- [What you will do]
Type out the material below exactly.

(Rows from a figure dataset)

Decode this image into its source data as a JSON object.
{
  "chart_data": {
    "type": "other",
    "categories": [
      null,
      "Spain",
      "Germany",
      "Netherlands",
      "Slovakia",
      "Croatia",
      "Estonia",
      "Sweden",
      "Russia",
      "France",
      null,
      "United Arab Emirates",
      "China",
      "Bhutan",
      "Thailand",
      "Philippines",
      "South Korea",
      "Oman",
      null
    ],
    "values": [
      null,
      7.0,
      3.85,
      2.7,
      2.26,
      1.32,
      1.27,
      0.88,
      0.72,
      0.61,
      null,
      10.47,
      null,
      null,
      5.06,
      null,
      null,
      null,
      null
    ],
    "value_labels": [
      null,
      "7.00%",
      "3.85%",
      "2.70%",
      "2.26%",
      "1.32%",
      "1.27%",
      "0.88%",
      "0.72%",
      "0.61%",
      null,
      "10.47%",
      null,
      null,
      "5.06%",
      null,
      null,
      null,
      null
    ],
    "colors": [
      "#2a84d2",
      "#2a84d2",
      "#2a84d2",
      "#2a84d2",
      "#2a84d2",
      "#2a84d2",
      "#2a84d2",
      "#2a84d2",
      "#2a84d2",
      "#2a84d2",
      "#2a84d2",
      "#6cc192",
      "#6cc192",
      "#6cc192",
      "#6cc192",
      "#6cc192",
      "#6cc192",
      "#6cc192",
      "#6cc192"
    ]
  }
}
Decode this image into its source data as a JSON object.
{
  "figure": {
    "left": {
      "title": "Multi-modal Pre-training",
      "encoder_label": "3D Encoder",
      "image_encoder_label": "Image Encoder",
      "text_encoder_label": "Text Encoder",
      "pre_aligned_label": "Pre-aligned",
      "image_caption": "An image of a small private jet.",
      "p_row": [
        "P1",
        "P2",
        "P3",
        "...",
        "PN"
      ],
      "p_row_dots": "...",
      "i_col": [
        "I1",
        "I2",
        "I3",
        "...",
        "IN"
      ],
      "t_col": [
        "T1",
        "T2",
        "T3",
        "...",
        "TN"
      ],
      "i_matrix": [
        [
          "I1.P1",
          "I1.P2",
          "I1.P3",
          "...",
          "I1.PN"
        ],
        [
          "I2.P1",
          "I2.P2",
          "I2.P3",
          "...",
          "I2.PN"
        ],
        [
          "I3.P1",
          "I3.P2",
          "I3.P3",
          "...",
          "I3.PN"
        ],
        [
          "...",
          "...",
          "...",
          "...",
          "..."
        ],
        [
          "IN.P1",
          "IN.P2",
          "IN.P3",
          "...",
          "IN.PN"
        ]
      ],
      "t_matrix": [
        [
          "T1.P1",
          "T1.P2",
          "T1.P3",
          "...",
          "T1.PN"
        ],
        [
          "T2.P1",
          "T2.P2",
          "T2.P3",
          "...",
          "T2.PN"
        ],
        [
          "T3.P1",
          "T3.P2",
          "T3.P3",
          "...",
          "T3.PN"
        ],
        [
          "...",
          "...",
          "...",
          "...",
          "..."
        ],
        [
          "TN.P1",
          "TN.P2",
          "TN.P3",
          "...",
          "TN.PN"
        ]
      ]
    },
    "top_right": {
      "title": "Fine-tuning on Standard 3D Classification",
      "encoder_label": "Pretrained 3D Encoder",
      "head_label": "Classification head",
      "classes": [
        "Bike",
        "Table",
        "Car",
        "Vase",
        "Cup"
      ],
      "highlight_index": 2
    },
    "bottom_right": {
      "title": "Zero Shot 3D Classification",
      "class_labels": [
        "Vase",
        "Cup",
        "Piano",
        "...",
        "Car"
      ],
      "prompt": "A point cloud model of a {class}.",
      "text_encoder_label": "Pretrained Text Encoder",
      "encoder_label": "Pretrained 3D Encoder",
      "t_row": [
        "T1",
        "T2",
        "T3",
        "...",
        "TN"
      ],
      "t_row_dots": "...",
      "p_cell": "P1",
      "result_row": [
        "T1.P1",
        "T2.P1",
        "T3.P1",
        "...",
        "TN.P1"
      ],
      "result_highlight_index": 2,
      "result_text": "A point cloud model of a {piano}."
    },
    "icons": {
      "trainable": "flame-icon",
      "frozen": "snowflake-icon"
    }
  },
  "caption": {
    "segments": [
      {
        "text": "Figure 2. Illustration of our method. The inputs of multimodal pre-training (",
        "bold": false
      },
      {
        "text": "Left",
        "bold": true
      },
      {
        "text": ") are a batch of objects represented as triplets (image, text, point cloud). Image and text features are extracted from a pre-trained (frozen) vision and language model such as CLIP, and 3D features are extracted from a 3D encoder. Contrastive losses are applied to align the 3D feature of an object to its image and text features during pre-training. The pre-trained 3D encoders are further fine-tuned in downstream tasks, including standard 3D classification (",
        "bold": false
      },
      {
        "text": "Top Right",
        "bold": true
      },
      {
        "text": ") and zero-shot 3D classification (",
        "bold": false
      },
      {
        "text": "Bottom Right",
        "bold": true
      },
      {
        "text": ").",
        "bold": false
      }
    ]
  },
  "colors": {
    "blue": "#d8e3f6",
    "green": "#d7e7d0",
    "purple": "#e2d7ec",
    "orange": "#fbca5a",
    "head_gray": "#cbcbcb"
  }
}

- [Response]
Decode this image into its source data as a JSON object.
{
  "chart_data": {
    "type": "other",
    "categories": [
      null,
      "Spain",
      "Germany",
      "Netherlands",
      "Slovakia",
      "Croatia",
      "Estonia",
      "Sweden",
      "Russia",
      "France",
      null,
      "United Arab Emirates",
      "China",
      "Bhutan",
      "Thailand",
      "Philippines",
      "South Korea",
      "Oman",
      null
    ],
    "values": [
      null,
      7.0,
      3.85,
      2.7,
      2.26,
      1.32,
      1.27,
      0.88,
      0.72,
      0.61,
      null,
      10.47,
      null,
      null,
      5.06,
      null,
      null,
      null,
      null
    ],
    "value_labels": [
      null,
      "7.00%",
      "3.85%",
      "2.70%",
      "2.26%",
      "1.32%",
      "1.27%",
      "0.88%",
      "0.72%",
      "0.61%",
      null,
      "10.47%",
      null,
      null,
      "5.06%",
      null,
      null,
      null,
      null
    ],
    "colors": [
      "#2a84d2",
      "#2a84d2",
      "#2a84d2",
      "#2a84d2",
      "#2a84d2",
      "#2a84d2",
      "#2a84d2",
      "#2a84d2",
      "#2a84d2",
      "#2a84d2",
      "#2a84d2",
      "#6cc192",
      "#6cc192",
      "#6cc192",
      "#6cc192",
      "#6cc192",
      "#6cc192",
      "#6cc192",
      "#6cc192"
    ]
  }
}
Decode this image into its source data as a JSON object.
{
  "figure": {
    "left": {
      "title": "Multi-modal Pre-training",
      "encoder_label": "3D Encoder",
      "image_encoder_label": "Image Encoder",
      "text_encoder_label": "Text Encoder",
      "pre_aligned_label": "Pre-aligned",
      "image_caption": "An image of a small private jet.",
      "p_row": [
        "P1",
        "P2",
        "P3",
        "...",
        "PN"
      ],
      "p_row_dots": "...",
      "i_col": [
        "I1",
        "I2",
        "I3",
        "...",
        "IN"
      ],
      "t_col": [
        "T1",
        "T2",
        "T3",
        "...",
        "TN"
      ],
      "i_matrix": [
        [
          "I1.P1",
          "I1.P2",
          "I1.P3",
          "...",
          "I1.PN"
        ],
        [
          "I2.P1",
          "I2.P2",
          "I2.P3",
          "...",
          "I2.PN"
        ],
        [
          "I3.P1",
          "I3.P2",
          "I3.P3",
          "...",
          "I3.PN"
        ],
        [
          "...",
          "...",
          "...",
          "...",
          "..."
        ],
        [
          "IN.P1",
          "IN.P2",
          "IN.P3",
          "...",
          "IN.PN"
        ]
      ],
      "t_matrix": [
        [
          "T1.P1",
          "T1.P2",
          "T1.P3",
          "...",
          "T1.PN"
        ],
        [
          "T2.P1",
          "T2.P2",
          "T2.P3",
          "...",
          "T2.PN"
        ],
        [
          "T3.P1",
          "T3.P2",
          "T3.P3",
          "...",
          "T3.PN"
        ],
        [
          "...",
          "...",
          "...",
          "...",
          "..."
        ],
        [
          "TN.P1",
          "TN.P2",
          "TN.P3",
          "...",
          "TN.PN"
        ]
      ]
    },
    "top_right": {
      "title": "Fine-tuning on Standard 3D Classification",
      "encoder_label": "Pretrained 3D Encoder",
      "head_label": "Classification head",
      "classes": [
        "Bike",
        "Table",
        "Car",
        "Vase",
        "Cup"
      ],
      "highlight_index": 2
    },
    "bottom_right": {
      "title": "Zero Shot 3D Classification",
      "class_labels": [
        "Vase",
        "Cup",
        "Piano",
        "...",
        "Car"
      ],
      "prompt": "A point cloud model of a {class}.",
      "text_encoder_label": "Pretrained Text Encoder",
      "encoder_label": "Pretrained 3D Encoder",
      "t_row": [
        "T1",
        "T2",
        "T3",
        "...",
        "TN"
      ],
      "t_row_dots": "...",
      "p_cell": "P1",
      "result_row": [
        "T1.P1",
        "T2.P1",
        "T3.P1",
        "...",
        "TN.P1"
      ],
      "result_highlight_index": 2,
      "result_text": "A point cloud model of a {piano}."
    },
    "icons": {
      "trainable": "flame-icon",
      "frozen": "snowflake-icon"
    }
  },
  "caption": {
    "segments": [
      {
        "text": "Figure 2. Illustration of our method. The inputs of multimodal pre-training (",
        "bold": false
      },
      {
        "text": "Left",
        "bold": true
      },
      {
        "text": ") are a batch of objects represented as triplets (image, text, point cloud). Image and text features are extracted from a pre-trained (frozen) vision and language model such as CLIP, and 3D features are extracted from a 3D encoder. Contrastive losses are applied to align the 3D feature of an object to its image and text features during pre-training. The pre-trained 3D encoders are further fine-tuned in downstream tasks, including standard 3D classification (",
        "bold": false
      },
      {
        "text": "Top Right",
        "bold": true
      },
      {
        "text": ") and zero-shot 3D classification (",
        "bold": false
      },
      {
        "text": "Bottom Right",
        "bold": true
      },
      {
        "text": ").",
        "bold": false
      }
    ]
  },
  "colors": {
    "blue": "#d8e3f6",
    "green": "#d7e7d0",
    "purple": "#e2d7ec",
    "orange": "#fbca5a",
    "head_gray": "#cbcbcb"
  }
}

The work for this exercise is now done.